▶ **Task details**
Locate and copy all lines bearing the word "unnamed".

▶ **Data entries**

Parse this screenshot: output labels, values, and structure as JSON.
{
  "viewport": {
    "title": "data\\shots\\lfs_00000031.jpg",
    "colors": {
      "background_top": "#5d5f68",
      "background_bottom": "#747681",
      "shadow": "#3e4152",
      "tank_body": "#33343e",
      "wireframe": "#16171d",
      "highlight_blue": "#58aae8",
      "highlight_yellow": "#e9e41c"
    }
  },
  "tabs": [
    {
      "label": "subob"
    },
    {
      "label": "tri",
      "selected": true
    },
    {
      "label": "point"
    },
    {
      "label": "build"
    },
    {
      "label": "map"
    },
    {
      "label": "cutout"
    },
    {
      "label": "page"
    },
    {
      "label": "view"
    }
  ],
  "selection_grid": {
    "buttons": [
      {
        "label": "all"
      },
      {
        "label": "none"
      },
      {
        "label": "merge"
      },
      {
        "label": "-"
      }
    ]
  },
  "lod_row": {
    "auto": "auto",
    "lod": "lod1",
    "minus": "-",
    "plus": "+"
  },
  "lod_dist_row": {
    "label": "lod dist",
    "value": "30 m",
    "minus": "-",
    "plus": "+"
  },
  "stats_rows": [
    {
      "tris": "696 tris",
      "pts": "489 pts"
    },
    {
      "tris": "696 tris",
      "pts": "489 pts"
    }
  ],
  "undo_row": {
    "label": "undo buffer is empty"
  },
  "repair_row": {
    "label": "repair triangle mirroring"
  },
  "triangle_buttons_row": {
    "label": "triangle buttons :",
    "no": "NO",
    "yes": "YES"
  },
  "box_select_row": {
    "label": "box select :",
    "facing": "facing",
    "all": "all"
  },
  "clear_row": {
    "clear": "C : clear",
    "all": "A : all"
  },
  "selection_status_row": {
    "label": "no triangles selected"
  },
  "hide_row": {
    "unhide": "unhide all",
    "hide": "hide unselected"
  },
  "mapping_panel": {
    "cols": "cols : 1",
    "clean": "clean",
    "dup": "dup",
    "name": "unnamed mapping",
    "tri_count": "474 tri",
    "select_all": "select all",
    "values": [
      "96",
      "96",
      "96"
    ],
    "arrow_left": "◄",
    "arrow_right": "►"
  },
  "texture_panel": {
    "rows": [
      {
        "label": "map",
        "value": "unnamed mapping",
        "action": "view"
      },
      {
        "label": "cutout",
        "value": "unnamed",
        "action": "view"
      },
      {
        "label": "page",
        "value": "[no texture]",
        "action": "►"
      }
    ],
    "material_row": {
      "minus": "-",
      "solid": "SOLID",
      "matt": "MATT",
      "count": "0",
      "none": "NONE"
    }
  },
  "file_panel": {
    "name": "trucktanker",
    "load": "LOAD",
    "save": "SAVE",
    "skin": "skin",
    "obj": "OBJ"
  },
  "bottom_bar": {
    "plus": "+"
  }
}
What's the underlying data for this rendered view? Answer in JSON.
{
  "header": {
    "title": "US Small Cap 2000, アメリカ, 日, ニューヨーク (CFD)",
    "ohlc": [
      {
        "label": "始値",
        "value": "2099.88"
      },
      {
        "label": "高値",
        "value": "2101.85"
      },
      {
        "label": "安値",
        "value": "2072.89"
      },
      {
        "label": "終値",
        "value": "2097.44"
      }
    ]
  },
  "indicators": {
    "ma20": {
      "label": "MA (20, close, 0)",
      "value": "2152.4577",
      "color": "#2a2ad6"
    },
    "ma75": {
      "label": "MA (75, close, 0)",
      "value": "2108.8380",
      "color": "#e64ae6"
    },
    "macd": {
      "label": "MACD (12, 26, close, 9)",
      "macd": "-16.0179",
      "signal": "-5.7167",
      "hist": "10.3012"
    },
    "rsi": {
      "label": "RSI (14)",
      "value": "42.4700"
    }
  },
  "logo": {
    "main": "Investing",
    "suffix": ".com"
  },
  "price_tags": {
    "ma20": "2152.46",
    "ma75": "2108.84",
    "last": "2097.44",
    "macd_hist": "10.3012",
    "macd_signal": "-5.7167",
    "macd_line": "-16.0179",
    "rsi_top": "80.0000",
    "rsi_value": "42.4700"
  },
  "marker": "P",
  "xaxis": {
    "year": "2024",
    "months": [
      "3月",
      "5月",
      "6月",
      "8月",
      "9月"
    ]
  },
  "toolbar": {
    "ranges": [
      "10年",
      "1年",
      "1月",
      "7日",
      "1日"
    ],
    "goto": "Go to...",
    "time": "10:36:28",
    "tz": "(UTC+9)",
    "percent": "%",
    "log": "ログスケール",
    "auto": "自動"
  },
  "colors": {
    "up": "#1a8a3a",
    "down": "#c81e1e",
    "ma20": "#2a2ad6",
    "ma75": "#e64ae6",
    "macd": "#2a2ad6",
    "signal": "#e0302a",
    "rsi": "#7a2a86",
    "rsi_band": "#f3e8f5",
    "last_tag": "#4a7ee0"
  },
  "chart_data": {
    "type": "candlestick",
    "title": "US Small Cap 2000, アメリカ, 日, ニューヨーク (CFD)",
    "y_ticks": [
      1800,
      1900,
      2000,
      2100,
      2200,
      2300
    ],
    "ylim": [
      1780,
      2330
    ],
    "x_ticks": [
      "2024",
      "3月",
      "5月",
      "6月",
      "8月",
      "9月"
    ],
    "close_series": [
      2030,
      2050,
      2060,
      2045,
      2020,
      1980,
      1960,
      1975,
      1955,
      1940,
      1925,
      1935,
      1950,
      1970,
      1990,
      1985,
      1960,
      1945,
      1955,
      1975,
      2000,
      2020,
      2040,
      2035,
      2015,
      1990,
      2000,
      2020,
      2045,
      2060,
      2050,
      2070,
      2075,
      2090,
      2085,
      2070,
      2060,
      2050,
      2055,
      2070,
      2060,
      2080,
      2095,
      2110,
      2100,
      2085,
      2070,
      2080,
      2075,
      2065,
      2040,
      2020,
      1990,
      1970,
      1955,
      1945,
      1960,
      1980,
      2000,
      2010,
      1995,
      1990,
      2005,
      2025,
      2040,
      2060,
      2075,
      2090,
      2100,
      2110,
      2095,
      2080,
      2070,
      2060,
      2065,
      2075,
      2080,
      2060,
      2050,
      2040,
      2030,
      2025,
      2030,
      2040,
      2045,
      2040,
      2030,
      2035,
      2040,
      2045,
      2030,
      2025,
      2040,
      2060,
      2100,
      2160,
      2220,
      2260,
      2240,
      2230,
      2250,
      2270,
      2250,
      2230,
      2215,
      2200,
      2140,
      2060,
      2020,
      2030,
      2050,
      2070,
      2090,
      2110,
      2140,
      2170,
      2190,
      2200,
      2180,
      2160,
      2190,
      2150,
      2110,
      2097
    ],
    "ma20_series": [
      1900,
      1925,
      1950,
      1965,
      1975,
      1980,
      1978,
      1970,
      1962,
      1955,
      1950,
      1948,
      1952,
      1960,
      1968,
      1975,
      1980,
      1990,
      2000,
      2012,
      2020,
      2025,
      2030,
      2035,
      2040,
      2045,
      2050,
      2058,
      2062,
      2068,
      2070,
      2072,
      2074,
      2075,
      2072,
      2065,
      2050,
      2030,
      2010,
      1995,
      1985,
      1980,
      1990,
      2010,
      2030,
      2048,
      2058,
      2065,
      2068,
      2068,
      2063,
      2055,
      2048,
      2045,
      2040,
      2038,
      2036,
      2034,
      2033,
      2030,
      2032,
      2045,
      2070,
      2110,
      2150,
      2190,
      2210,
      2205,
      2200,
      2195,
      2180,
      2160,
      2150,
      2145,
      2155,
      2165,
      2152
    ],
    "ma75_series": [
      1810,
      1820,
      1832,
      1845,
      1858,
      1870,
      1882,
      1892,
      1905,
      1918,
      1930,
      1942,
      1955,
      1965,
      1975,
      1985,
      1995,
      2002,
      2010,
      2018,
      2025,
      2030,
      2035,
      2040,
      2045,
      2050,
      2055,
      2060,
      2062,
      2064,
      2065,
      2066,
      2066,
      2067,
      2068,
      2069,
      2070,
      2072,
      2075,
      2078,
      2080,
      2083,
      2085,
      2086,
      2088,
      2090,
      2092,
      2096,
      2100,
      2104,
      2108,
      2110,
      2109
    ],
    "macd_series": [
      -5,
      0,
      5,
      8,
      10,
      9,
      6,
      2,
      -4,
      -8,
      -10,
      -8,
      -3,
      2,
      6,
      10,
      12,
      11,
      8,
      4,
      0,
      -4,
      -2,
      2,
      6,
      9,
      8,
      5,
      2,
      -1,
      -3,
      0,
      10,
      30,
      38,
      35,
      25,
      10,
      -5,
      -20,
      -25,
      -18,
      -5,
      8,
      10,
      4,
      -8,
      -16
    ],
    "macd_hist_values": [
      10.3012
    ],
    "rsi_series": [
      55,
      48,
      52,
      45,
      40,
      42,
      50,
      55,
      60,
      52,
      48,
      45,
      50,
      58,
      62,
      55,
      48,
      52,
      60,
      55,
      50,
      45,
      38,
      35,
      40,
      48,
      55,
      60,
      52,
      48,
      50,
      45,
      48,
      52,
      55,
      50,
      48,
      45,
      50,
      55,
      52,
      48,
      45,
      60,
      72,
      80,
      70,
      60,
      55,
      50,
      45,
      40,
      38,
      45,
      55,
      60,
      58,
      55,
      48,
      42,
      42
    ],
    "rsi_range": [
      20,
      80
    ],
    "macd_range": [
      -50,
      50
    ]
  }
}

▶ **Answer to this exercise**
    "name": "unnamed mapping",
        "value": "unnamed mapping",
        "value": "unnamed",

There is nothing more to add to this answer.